What to produce:
Find the lines below that contain the string "Alder". Copy each one.

━━━ Input material ━━━

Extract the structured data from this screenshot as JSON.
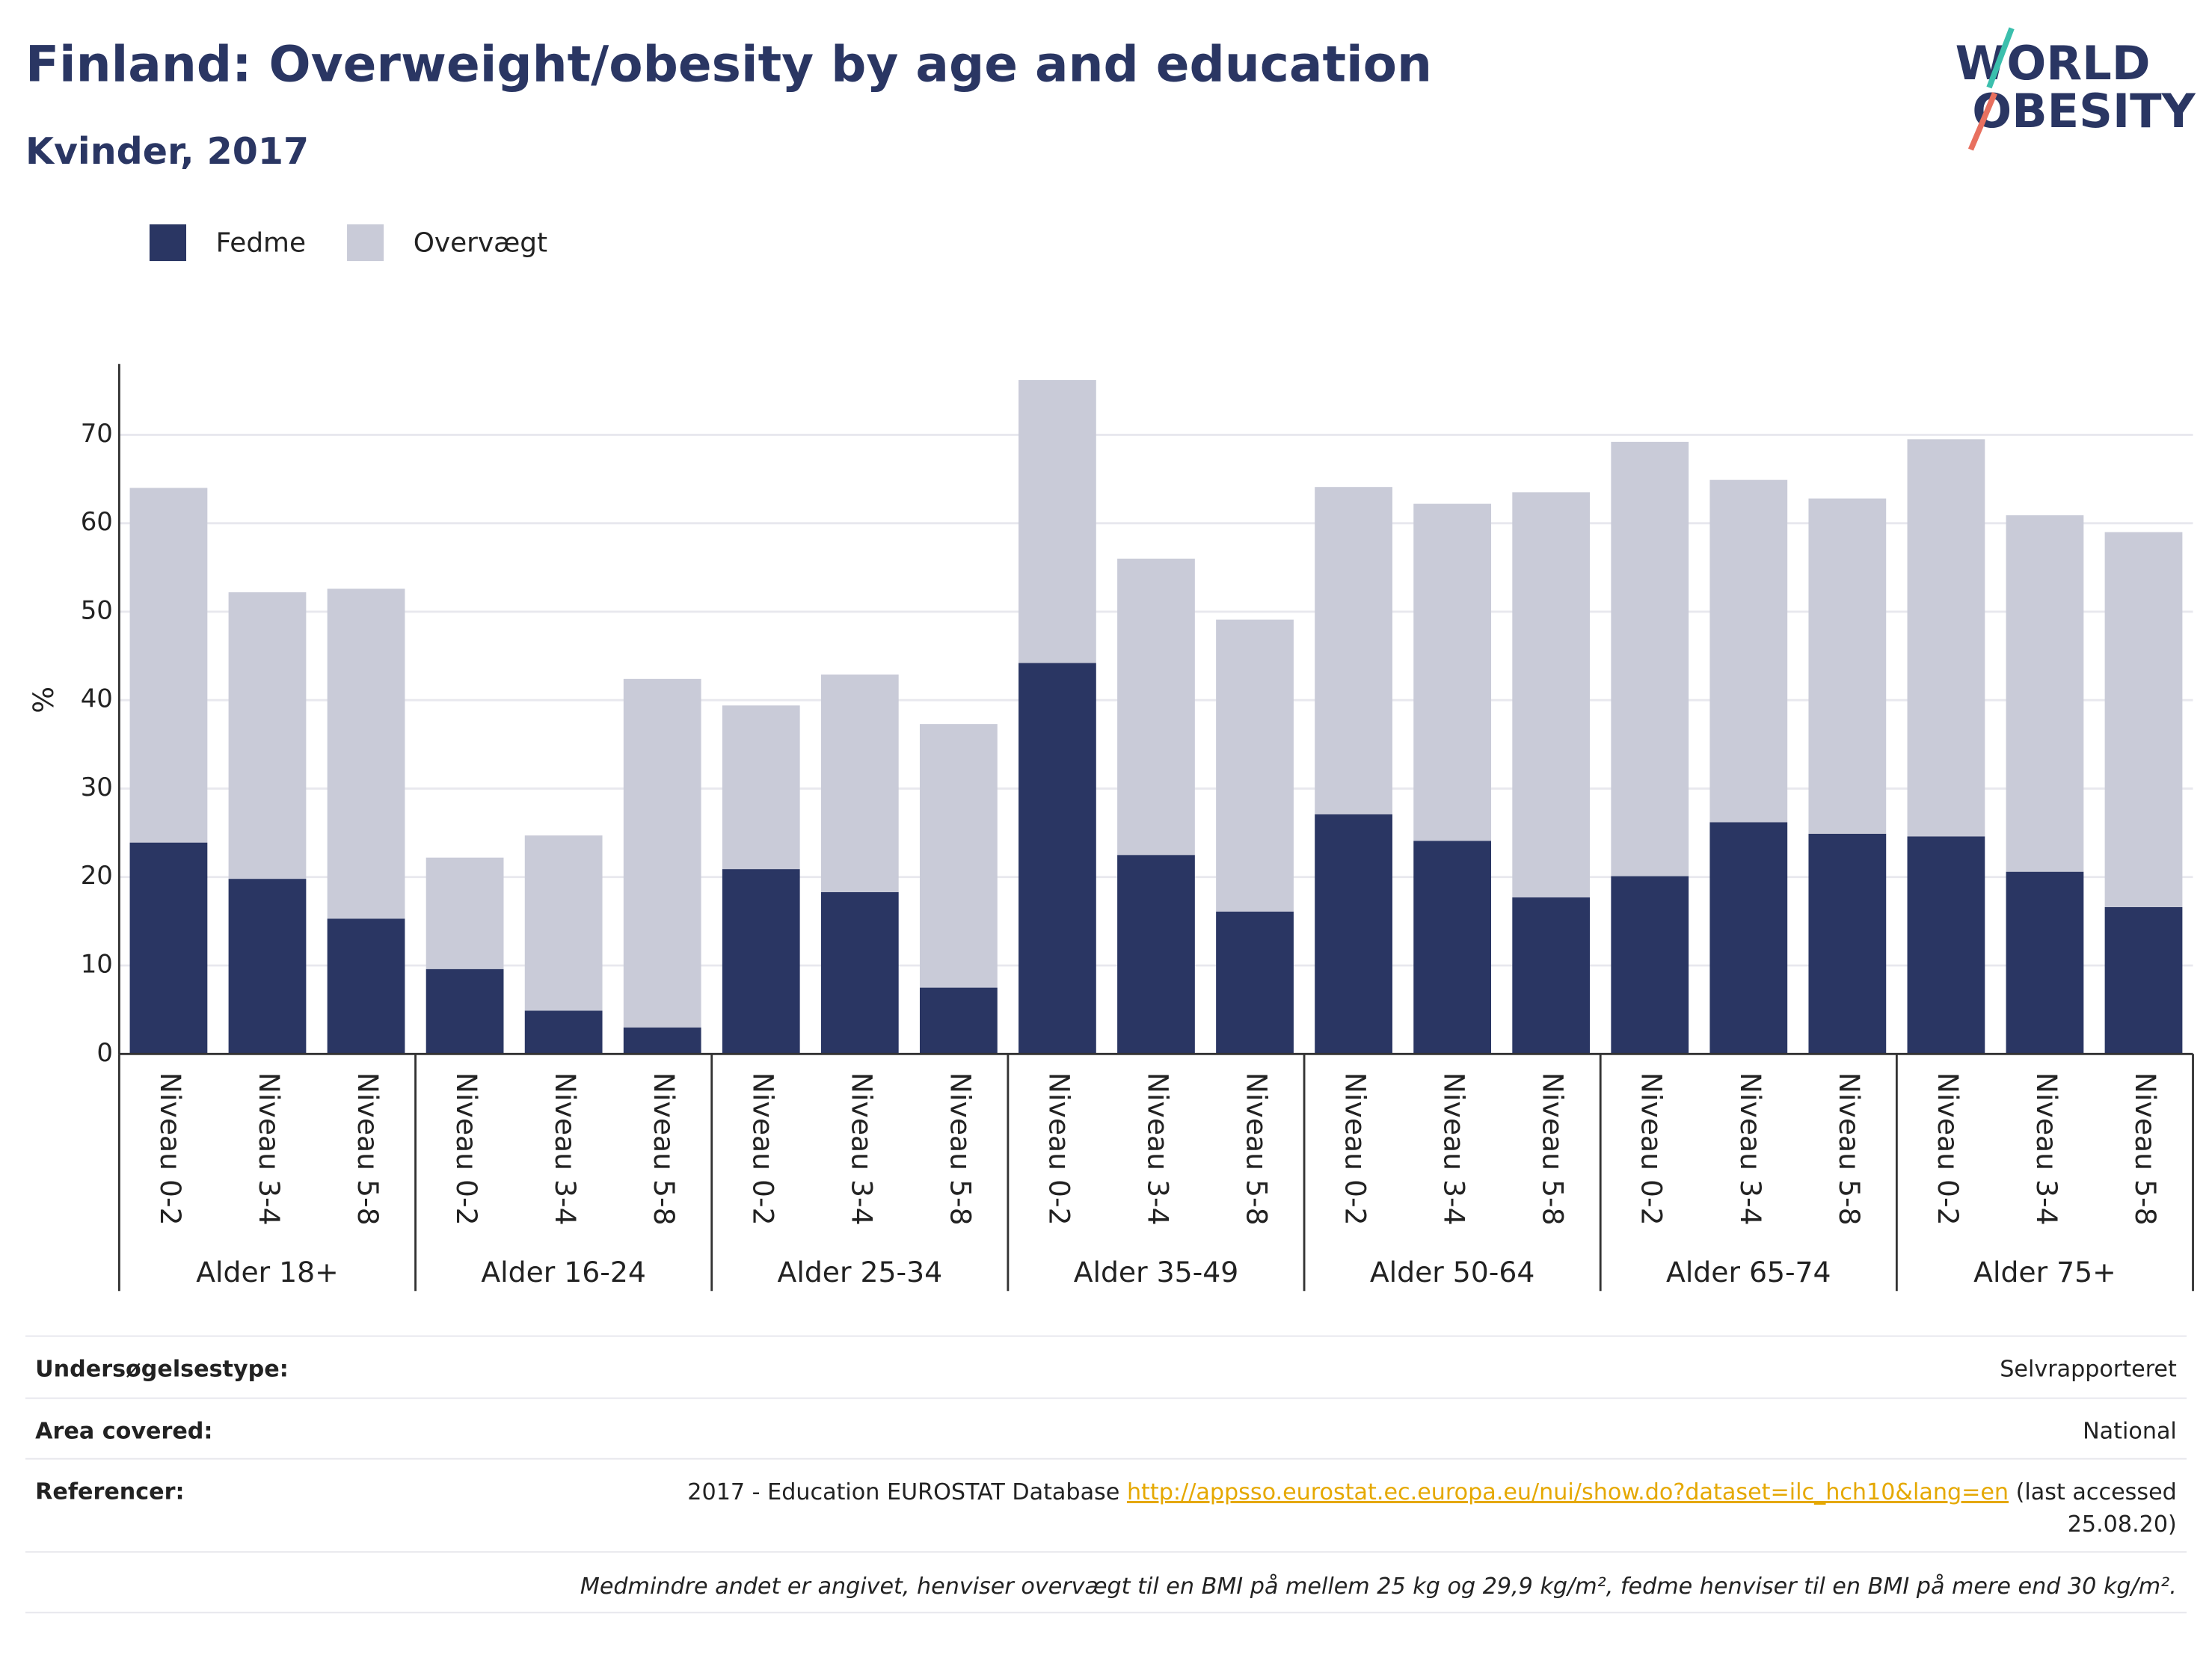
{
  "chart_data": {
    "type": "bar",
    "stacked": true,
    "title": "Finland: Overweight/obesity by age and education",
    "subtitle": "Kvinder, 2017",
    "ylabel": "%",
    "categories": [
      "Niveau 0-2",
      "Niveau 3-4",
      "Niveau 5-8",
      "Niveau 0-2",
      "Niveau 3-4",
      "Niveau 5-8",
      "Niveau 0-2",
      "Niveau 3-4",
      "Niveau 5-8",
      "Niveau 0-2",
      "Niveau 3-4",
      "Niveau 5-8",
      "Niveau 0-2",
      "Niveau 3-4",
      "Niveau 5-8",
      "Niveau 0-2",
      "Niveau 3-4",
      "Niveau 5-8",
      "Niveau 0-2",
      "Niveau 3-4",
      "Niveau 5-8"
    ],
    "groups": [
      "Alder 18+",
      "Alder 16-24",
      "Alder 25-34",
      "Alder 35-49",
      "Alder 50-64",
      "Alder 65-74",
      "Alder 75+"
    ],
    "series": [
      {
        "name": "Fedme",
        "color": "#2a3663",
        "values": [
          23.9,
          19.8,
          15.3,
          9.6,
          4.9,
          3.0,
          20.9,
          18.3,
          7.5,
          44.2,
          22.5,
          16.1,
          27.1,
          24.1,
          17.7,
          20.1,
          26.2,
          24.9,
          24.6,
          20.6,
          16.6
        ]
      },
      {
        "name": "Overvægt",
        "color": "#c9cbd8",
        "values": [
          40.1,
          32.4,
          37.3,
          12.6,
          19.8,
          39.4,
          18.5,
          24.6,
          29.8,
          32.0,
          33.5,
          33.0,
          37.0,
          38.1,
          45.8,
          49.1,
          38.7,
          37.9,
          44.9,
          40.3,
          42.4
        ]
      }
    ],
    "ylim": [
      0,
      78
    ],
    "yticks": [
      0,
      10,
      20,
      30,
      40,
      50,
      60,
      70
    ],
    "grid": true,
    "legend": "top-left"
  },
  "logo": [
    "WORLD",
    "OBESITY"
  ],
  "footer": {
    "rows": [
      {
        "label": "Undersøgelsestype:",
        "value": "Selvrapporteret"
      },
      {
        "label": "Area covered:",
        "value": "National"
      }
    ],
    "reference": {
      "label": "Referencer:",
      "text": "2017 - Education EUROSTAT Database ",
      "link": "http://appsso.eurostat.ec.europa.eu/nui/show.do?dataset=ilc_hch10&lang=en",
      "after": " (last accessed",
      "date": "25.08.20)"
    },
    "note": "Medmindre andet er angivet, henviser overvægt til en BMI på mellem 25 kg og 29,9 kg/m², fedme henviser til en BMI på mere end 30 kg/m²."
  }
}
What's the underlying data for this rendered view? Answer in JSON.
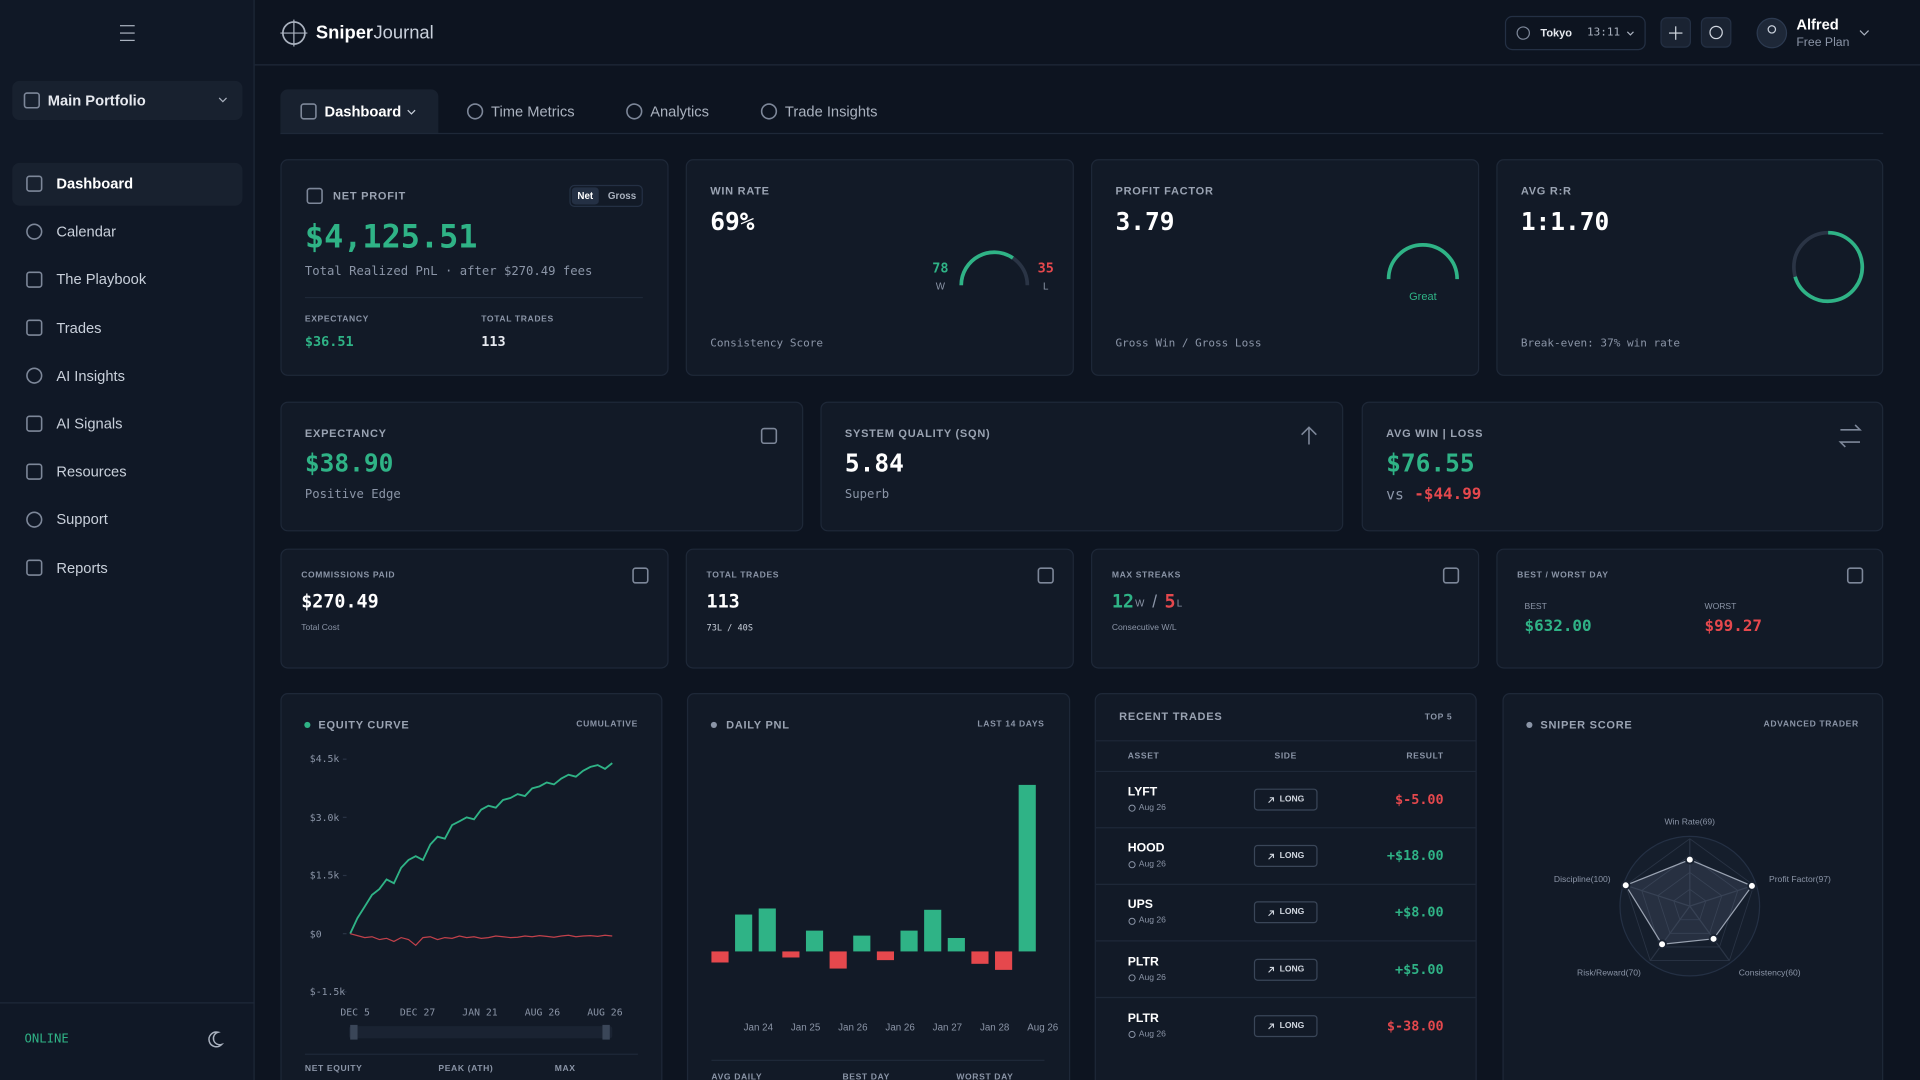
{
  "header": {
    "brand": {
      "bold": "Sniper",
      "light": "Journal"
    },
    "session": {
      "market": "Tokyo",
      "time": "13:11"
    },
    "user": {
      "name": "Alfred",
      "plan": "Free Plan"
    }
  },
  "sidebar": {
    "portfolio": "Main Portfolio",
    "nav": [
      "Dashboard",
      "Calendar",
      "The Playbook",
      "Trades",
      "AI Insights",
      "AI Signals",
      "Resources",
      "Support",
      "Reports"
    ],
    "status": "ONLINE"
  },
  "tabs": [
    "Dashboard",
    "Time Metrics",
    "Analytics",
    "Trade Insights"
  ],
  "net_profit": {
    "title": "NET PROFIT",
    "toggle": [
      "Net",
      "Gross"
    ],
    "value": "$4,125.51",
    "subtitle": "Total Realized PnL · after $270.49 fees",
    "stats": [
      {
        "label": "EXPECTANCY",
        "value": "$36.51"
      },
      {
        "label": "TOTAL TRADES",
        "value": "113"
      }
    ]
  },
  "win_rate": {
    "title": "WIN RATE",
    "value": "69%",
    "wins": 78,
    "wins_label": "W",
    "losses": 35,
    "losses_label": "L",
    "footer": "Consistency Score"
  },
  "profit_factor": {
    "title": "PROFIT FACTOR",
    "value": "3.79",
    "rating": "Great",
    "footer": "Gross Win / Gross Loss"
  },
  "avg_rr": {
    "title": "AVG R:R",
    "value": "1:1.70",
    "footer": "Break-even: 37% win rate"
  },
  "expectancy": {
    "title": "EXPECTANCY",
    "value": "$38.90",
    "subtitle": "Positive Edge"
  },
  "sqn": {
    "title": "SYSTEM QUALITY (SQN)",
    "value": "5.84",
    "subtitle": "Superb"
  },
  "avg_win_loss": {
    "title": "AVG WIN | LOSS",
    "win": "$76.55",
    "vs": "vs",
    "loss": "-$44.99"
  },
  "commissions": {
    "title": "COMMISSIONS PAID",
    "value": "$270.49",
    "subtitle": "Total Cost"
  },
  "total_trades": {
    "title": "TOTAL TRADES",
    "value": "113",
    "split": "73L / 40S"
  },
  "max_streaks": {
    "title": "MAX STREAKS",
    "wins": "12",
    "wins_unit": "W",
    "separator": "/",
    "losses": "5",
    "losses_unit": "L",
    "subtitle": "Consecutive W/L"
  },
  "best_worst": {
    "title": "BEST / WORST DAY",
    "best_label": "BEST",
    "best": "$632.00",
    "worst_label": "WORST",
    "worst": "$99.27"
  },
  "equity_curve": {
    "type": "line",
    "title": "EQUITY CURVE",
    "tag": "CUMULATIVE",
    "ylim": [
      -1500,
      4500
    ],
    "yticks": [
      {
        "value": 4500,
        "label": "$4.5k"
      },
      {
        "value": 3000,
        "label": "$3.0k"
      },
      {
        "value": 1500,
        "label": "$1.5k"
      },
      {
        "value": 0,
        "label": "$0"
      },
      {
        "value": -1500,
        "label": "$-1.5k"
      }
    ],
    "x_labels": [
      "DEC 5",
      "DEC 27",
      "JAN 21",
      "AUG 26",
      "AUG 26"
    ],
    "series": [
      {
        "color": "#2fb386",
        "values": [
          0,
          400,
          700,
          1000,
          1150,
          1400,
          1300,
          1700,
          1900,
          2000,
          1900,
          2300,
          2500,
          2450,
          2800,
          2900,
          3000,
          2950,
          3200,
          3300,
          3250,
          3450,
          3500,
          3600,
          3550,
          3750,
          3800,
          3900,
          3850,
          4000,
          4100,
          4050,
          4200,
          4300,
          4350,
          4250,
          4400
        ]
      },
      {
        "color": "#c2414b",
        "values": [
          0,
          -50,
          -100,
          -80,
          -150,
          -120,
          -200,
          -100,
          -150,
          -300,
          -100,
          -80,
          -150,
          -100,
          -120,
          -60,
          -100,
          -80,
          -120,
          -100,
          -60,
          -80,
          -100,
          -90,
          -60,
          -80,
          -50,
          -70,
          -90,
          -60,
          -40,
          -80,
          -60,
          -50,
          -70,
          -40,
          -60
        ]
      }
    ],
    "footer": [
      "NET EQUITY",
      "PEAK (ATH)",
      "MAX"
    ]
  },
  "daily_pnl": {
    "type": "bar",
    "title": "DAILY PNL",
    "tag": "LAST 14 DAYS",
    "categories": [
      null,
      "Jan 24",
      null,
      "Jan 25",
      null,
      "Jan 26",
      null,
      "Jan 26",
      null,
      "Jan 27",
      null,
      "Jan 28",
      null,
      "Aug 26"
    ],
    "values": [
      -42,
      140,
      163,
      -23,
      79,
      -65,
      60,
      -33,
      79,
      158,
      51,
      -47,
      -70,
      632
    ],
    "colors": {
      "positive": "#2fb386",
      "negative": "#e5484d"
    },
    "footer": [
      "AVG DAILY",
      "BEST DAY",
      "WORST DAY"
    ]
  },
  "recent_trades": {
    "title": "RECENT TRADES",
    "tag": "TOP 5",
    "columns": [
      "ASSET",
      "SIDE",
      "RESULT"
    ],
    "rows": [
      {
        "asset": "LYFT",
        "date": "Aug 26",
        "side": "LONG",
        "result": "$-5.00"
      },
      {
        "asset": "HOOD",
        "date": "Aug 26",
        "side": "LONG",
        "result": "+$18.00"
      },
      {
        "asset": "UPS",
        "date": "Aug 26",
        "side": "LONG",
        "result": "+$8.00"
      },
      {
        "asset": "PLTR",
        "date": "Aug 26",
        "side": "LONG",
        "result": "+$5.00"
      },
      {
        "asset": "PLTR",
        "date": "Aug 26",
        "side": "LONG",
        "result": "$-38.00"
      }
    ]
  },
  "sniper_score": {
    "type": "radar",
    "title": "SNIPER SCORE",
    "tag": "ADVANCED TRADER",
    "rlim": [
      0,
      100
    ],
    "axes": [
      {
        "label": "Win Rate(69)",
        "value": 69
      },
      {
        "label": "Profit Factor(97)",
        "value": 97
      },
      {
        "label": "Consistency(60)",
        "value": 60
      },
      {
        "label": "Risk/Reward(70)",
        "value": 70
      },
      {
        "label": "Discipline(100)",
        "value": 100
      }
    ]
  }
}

━━━

Result:
      "Alder 18+",
      "Alder 16-24",
      "Alder 25-34",
      "Alder 35-49",
      "Alder 50-64",
      "Alder 65-74",
      "Alder 75+"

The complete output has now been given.